> [Supplied records]:
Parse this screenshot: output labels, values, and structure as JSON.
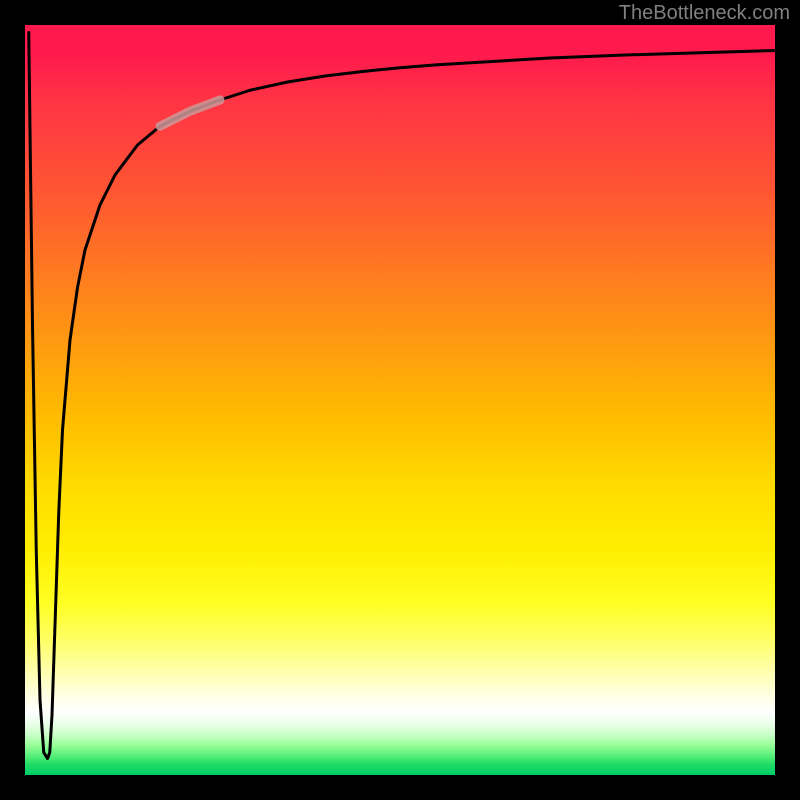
{
  "attribution": "TheBottleneck.com",
  "chart_data": {
    "type": "line",
    "title": "",
    "xlabel": "",
    "ylabel": "",
    "xlim": [
      0,
      100
    ],
    "ylim": [
      0,
      100
    ],
    "series": [
      {
        "name": "curve",
        "x": [
          0.5,
          1.0,
          1.5,
          2.0,
          2.5,
          3.0,
          3.3,
          3.6,
          4.0,
          4.5,
          5.0,
          6.0,
          7.0,
          8.0,
          10.0,
          12.0,
          15.0,
          18.0,
          22.0,
          26.0,
          30.0,
          35.0,
          40.0,
          45.0,
          50.0,
          55.0,
          60.0,
          70.0,
          80.0,
          90.0,
          100.0
        ],
        "y": [
          99.0,
          60.0,
          30.0,
          10.0,
          3.0,
          2.2,
          3.0,
          8.0,
          20.0,
          35.0,
          46.0,
          58.0,
          65.0,
          70.0,
          76.0,
          80.0,
          84.0,
          86.5,
          88.5,
          90.0,
          91.3,
          92.4,
          93.2,
          93.8,
          94.3,
          94.7,
          95.0,
          95.6,
          96.0,
          96.3,
          96.6
        ]
      }
    ],
    "highlight_segment": {
      "x_start": 18.0,
      "x_end": 26.0,
      "color": "#cc9999"
    },
    "background_gradient": {
      "type": "vertical",
      "stops": [
        {
          "pos": 0,
          "color": "#ff1a4d"
        },
        {
          "pos": 50,
          "color": "#ffbb00"
        },
        {
          "pos": 75,
          "color": "#ffff33"
        },
        {
          "pos": 92,
          "color": "#ffffff"
        },
        {
          "pos": 100,
          "color": "#00cc66"
        }
      ]
    }
  }
}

> [Short task]: From the listing, extract all text exactly as given and drop any picture.

> [Full answer]:
Parse this screenshot: output labels, values, and structure as JSON.
{
  "attribution": "TheBottleneck.com",
  "chart_data": {
    "type": "line",
    "title": "",
    "xlabel": "",
    "ylabel": "",
    "xlim": [
      0,
      100
    ],
    "ylim": [
      0,
      100
    ],
    "series": [
      {
        "name": "curve",
        "x": [
          0.5,
          1.0,
          1.5,
          2.0,
          2.5,
          3.0,
          3.3,
          3.6,
          4.0,
          4.5,
          5.0,
          6.0,
          7.0,
          8.0,
          10.0,
          12.0,
          15.0,
          18.0,
          22.0,
          26.0,
          30.0,
          35.0,
          40.0,
          45.0,
          50.0,
          55.0,
          60.0,
          70.0,
          80.0,
          90.0,
          100.0
        ],
        "y": [
          99.0,
          60.0,
          30.0,
          10.0,
          3.0,
          2.2,
          3.0,
          8.0,
          20.0,
          35.0,
          46.0,
          58.0,
          65.0,
          70.0,
          76.0,
          80.0,
          84.0,
          86.5,
          88.5,
          90.0,
          91.3,
          92.4,
          93.2,
          93.8,
          94.3,
          94.7,
          95.0,
          95.6,
          96.0,
          96.3,
          96.6
        ]
      }
    ],
    "highlight_segment": {
      "x_start": 18.0,
      "x_end": 26.0,
      "color": "#cc9999"
    },
    "background_gradient": {
      "type": "vertical",
      "stops": [
        {
          "pos": 0,
          "color": "#ff1a4d"
        },
        {
          "pos": 50,
          "color": "#ffbb00"
        },
        {
          "pos": 75,
          "color": "#ffff33"
        },
        {
          "pos": 92,
          "color": "#ffffff"
        },
        {
          "pos": 100,
          "color": "#00cc66"
        }
      ]
    }
  }
}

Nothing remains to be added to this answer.